▶ [Input material]:
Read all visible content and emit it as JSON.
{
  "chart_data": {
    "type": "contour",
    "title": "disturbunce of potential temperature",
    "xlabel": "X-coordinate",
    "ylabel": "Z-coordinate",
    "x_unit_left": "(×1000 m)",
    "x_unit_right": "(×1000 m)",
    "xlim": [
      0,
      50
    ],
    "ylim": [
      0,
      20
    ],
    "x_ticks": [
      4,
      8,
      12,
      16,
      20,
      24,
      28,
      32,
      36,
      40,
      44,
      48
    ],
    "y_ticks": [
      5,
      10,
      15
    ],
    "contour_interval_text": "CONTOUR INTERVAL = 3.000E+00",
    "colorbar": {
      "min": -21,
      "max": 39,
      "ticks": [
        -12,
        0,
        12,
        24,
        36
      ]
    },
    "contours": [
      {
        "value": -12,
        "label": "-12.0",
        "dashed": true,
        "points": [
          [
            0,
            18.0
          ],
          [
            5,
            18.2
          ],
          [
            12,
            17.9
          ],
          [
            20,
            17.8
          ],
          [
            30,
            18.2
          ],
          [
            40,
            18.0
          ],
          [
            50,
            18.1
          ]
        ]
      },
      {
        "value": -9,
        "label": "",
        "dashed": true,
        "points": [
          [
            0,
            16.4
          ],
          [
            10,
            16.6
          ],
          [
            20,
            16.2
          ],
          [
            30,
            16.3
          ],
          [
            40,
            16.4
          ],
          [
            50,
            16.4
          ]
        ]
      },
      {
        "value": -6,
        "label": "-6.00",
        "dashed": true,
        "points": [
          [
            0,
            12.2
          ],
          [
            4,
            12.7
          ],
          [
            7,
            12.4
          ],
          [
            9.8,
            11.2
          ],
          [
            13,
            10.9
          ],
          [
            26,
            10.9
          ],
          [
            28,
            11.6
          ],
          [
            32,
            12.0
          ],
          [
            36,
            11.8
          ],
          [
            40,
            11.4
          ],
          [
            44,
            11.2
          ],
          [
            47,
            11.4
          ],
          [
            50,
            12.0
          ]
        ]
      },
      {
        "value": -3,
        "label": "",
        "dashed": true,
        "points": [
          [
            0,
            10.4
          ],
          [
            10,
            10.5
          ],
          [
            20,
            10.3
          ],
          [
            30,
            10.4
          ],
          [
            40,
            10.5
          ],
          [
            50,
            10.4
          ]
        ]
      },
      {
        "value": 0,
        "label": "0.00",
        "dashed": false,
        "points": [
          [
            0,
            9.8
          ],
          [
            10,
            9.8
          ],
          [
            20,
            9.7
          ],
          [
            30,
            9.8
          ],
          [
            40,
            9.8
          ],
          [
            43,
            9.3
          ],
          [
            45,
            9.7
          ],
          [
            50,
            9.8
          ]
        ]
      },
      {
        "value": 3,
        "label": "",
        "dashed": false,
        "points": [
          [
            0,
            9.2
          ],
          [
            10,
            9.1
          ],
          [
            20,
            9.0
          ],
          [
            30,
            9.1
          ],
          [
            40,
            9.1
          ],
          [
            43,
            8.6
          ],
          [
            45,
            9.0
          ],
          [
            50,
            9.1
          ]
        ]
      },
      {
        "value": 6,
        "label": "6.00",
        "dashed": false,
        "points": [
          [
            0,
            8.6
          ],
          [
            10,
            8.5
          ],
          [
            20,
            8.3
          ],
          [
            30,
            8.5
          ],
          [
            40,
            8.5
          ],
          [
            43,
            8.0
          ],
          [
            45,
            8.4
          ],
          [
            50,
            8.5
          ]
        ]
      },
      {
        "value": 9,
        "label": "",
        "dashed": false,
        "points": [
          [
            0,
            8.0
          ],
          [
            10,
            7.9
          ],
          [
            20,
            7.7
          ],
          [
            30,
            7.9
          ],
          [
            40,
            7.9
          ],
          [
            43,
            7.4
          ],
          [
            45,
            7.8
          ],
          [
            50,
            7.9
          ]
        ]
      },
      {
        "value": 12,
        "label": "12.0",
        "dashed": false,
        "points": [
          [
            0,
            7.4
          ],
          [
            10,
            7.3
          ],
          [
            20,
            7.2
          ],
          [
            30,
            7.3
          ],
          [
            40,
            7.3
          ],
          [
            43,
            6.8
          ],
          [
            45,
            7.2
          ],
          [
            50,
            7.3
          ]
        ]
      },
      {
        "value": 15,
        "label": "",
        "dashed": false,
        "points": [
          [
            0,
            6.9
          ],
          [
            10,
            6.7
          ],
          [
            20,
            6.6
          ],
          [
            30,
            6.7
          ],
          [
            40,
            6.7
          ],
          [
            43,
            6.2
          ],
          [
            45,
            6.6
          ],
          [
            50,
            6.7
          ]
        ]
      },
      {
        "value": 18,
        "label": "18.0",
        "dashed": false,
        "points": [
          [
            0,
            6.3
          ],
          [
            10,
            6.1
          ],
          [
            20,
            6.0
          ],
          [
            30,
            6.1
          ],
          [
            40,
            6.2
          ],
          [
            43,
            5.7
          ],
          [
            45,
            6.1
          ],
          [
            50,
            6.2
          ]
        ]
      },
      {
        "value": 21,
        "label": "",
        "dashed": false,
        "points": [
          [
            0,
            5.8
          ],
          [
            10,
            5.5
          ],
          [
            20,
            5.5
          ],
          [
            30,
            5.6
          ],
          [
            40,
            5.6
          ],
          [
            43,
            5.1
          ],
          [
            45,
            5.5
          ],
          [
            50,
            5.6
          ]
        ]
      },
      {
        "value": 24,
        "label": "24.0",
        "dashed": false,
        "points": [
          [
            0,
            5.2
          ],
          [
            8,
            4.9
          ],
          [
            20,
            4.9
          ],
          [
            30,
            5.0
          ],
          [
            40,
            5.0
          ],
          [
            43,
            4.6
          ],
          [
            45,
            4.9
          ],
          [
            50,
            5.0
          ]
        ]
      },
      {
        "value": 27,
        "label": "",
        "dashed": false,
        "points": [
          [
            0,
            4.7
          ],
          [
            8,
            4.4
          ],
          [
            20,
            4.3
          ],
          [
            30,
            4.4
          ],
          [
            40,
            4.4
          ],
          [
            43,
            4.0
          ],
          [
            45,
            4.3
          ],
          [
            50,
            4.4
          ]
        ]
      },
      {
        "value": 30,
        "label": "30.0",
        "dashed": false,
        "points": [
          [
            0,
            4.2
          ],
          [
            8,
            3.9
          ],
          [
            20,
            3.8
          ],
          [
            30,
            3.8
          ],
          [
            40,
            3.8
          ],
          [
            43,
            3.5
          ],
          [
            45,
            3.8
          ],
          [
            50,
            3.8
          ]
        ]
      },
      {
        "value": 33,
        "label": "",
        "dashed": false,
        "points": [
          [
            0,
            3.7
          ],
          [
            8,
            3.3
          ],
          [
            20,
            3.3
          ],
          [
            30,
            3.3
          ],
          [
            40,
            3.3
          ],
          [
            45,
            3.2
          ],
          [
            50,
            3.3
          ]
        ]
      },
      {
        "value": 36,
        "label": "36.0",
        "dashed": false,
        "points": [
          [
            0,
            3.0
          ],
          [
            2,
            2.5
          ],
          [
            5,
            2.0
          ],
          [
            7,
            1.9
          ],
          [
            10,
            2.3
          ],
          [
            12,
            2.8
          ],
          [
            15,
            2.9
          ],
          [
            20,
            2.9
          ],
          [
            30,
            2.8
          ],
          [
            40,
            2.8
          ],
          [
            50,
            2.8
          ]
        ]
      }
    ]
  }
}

▶ [Set problem]: Print the records above exactly as they appear.

▶ [The output]:
Read all visible content and emit it as JSON.
{
  "chart_data": {
    "type": "contour",
    "title": "disturbunce of potential temperature",
    "xlabel": "X-coordinate",
    "ylabel": "Z-coordinate",
    "x_unit_left": "(×1000 m)",
    "x_unit_right": "(×1000 m)",
    "xlim": [
      0,
      50
    ],
    "ylim": [
      0,
      20
    ],
    "x_ticks": [
      4,
      8,
      12,
      16,
      20,
      24,
      28,
      32,
      36,
      40,
      44,
      48
    ],
    "y_ticks": [
      5,
      10,
      15
    ],
    "contour_interval_text": "CONTOUR INTERVAL = 3.000E+00",
    "colorbar": {
      "min": -21,
      "max": 39,
      "ticks": [
        -12,
        0,
        12,
        24,
        36
      ]
    },
    "contours": [
      {
        "value": -12,
        "label": "-12.0",
        "dashed": true,
        "points": [
          [
            0,
            18.0
          ],
          [
            5,
            18.2
          ],
          [
            12,
            17.9
          ],
          [
            20,
            17.8
          ],
          [
            30,
            18.2
          ],
          [
            40,
            18.0
          ],
          [
            50,
            18.1
          ]
        ]
      },
      {
        "value": -9,
        "label": "",
        "dashed": true,
        "points": [
          [
            0,
            16.4
          ],
          [
            10,
            16.6
          ],
          [
            20,
            16.2
          ],
          [
            30,
            16.3
          ],
          [
            40,
            16.4
          ],
          [
            50,
            16.4
          ]
        ]
      },
      {
        "value": -6,
        "label": "-6.00",
        "dashed": true,
        "points": [
          [
            0,
            12.2
          ],
          [
            4,
            12.7
          ],
          [
            7,
            12.4
          ],
          [
            9.8,
            11.2
          ],
          [
            13,
            10.9
          ],
          [
            26,
            10.9
          ],
          [
            28,
            11.6
          ],
          [
            32,
            12.0
          ],
          [
            36,
            11.8
          ],
          [
            40,
            11.4
          ],
          [
            44,
            11.2
          ],
          [
            47,
            11.4
          ],
          [
            50,
            12.0
          ]
        ]
      },
      {
        "value": -3,
        "label": "",
        "dashed": true,
        "points": [
          [
            0,
            10.4
          ],
          [
            10,
            10.5
          ],
          [
            20,
            10.3
          ],
          [
            30,
            10.4
          ],
          [
            40,
            10.5
          ],
          [
            50,
            10.4
          ]
        ]
      },
      {
        "value": 0,
        "label": "0.00",
        "dashed": false,
        "points": [
          [
            0,
            9.8
          ],
          [
            10,
            9.8
          ],
          [
            20,
            9.7
          ],
          [
            30,
            9.8
          ],
          [
            40,
            9.8
          ],
          [
            43,
            9.3
          ],
          [
            45,
            9.7
          ],
          [
            50,
            9.8
          ]
        ]
      },
      {
        "value": 3,
        "label": "",
        "dashed": false,
        "points": [
          [
            0,
            9.2
          ],
          [
            10,
            9.1
          ],
          [
            20,
            9.0
          ],
          [
            30,
            9.1
          ],
          [
            40,
            9.1
          ],
          [
            43,
            8.6
          ],
          [
            45,
            9.0
          ],
          [
            50,
            9.1
          ]
        ]
      },
      {
        "value": 6,
        "label": "6.00",
        "dashed": false,
        "points": [
          [
            0,
            8.6
          ],
          [
            10,
            8.5
          ],
          [
            20,
            8.3
          ],
          [
            30,
            8.5
          ],
          [
            40,
            8.5
          ],
          [
            43,
            8.0
          ],
          [
            45,
            8.4
          ],
          [
            50,
            8.5
          ]
        ]
      },
      {
        "value": 9,
        "label": "",
        "dashed": false,
        "points": [
          [
            0,
            8.0
          ],
          [
            10,
            7.9
          ],
          [
            20,
            7.7
          ],
          [
            30,
            7.9
          ],
          [
            40,
            7.9
          ],
          [
            43,
            7.4
          ],
          [
            45,
            7.8
          ],
          [
            50,
            7.9
          ]
        ]
      },
      {
        "value": 12,
        "label": "12.0",
        "dashed": false,
        "points": [
          [
            0,
            7.4
          ],
          [
            10,
            7.3
          ],
          [
            20,
            7.2
          ],
          [
            30,
            7.3
          ],
          [
            40,
            7.3
          ],
          [
            43,
            6.8
          ],
          [
            45,
            7.2
          ],
          [
            50,
            7.3
          ]
        ]
      },
      {
        "value": 15,
        "label": "",
        "dashed": false,
        "points": [
          [
            0,
            6.9
          ],
          [
            10,
            6.7
          ],
          [
            20,
            6.6
          ],
          [
            30,
            6.7
          ],
          [
            40,
            6.7
          ],
          [
            43,
            6.2
          ],
          [
            45,
            6.6
          ],
          [
            50,
            6.7
          ]
        ]
      },
      {
        "value": 18,
        "label": "18.0",
        "dashed": false,
        "points": [
          [
            0,
            6.3
          ],
          [
            10,
            6.1
          ],
          [
            20,
            6.0
          ],
          [
            30,
            6.1
          ],
          [
            40,
            6.2
          ],
          [
            43,
            5.7
          ],
          [
            45,
            6.1
          ],
          [
            50,
            6.2
          ]
        ]
      },
      {
        "value": 21,
        "label": "",
        "dashed": false,
        "points": [
          [
            0,
            5.8
          ],
          [
            10,
            5.5
          ],
          [
            20,
            5.5
          ],
          [
            30,
            5.6
          ],
          [
            40,
            5.6
          ],
          [
            43,
            5.1
          ],
          [
            45,
            5.5
          ],
          [
            50,
            5.6
          ]
        ]
      },
      {
        "value": 24,
        "label": "24.0",
        "dashed": false,
        "points": [
          [
            0,
            5.2
          ],
          [
            8,
            4.9
          ],
          [
            20,
            4.9
          ],
          [
            30,
            5.0
          ],
          [
            40,
            5.0
          ],
          [
            43,
            4.6
          ],
          [
            45,
            4.9
          ],
          [
            50,
            5.0
          ]
        ]
      },
      {
        "value": 27,
        "label": "",
        "dashed": false,
        "points": [
          [
            0,
            4.7
          ],
          [
            8,
            4.4
          ],
          [
            20,
            4.3
          ],
          [
            30,
            4.4
          ],
          [
            40,
            4.4
          ],
          [
            43,
            4.0
          ],
          [
            45,
            4.3
          ],
          [
            50,
            4.4
          ]
        ]
      },
      {
        "value": 30,
        "label": "30.0",
        "dashed": false,
        "points": [
          [
            0,
            4.2
          ],
          [
            8,
            3.9
          ],
          [
            20,
            3.8
          ],
          [
            30,
            3.8
          ],
          [
            40,
            3.8
          ],
          [
            43,
            3.5
          ],
          [
            45,
            3.8
          ],
          [
            50,
            3.8
          ]
        ]
      },
      {
        "value": 33,
        "label": "",
        "dashed": false,
        "points": [
          [
            0,
            3.7
          ],
          [
            8,
            3.3
          ],
          [
            20,
            3.3
          ],
          [
            30,
            3.3
          ],
          [
            40,
            3.3
          ],
          [
            45,
            3.2
          ],
          [
            50,
            3.3
          ]
        ]
      },
      {
        "value": 36,
        "label": "36.0",
        "dashed": false,
        "points": [
          [
            0,
            3.0
          ],
          [
            2,
            2.5
          ],
          [
            5,
            2.0
          ],
          [
            7,
            1.9
          ],
          [
            10,
            2.3
          ],
          [
            12,
            2.8
          ],
          [
            15,
            2.9
          ],
          [
            20,
            2.9
          ],
          [
            30,
            2.8
          ],
          [
            40,
            2.8
          ],
          [
            50,
            2.8
          ]
        ]
      }
    ]
  }
}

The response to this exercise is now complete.